- **THE PROBLEM**
Number of lines below with the word "this": state it and write nothing more.

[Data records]
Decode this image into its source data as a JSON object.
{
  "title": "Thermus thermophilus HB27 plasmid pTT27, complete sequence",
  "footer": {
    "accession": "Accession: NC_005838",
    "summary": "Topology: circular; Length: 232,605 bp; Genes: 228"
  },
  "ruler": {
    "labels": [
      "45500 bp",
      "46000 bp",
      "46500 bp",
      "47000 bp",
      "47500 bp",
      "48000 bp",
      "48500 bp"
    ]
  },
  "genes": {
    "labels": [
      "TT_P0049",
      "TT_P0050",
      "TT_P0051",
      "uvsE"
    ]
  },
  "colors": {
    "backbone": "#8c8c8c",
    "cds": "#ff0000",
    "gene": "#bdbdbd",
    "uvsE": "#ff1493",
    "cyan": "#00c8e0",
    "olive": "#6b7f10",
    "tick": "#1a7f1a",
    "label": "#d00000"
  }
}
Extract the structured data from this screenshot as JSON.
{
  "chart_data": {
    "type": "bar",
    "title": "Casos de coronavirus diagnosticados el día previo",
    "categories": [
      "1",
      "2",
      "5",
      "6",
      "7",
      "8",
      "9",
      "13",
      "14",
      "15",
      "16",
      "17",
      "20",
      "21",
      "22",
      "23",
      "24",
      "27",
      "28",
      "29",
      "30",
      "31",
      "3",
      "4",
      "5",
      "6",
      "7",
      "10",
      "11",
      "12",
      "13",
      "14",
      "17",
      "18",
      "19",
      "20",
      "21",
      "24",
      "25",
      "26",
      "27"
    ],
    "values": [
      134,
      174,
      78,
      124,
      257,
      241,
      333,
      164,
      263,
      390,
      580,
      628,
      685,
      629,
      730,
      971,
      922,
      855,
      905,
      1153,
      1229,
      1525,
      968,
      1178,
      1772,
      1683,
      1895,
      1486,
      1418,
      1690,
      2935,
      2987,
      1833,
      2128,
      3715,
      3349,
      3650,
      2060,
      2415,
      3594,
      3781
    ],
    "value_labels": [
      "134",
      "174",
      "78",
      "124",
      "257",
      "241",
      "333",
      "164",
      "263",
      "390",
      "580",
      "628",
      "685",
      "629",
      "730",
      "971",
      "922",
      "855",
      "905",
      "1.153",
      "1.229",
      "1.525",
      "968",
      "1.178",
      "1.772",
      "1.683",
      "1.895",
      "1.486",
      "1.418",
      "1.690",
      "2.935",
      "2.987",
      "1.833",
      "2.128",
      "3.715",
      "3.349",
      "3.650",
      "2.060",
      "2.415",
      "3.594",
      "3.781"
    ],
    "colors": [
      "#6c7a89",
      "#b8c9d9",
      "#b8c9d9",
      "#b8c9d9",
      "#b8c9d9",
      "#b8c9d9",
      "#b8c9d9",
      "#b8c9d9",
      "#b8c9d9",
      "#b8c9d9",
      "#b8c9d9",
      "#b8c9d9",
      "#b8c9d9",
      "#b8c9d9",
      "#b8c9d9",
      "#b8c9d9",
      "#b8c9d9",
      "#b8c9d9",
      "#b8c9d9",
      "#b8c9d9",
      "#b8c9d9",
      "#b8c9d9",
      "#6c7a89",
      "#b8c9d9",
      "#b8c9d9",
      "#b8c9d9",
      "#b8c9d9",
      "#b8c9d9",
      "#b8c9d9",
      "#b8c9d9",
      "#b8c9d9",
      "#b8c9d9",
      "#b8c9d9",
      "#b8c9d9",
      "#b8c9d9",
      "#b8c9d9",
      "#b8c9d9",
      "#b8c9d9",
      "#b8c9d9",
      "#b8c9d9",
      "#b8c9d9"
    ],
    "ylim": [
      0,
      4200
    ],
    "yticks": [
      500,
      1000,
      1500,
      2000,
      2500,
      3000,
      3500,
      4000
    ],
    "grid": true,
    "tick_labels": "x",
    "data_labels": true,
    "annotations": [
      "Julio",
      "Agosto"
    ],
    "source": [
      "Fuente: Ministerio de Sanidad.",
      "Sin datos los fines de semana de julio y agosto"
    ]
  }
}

- **EXERCISE RESULT**
2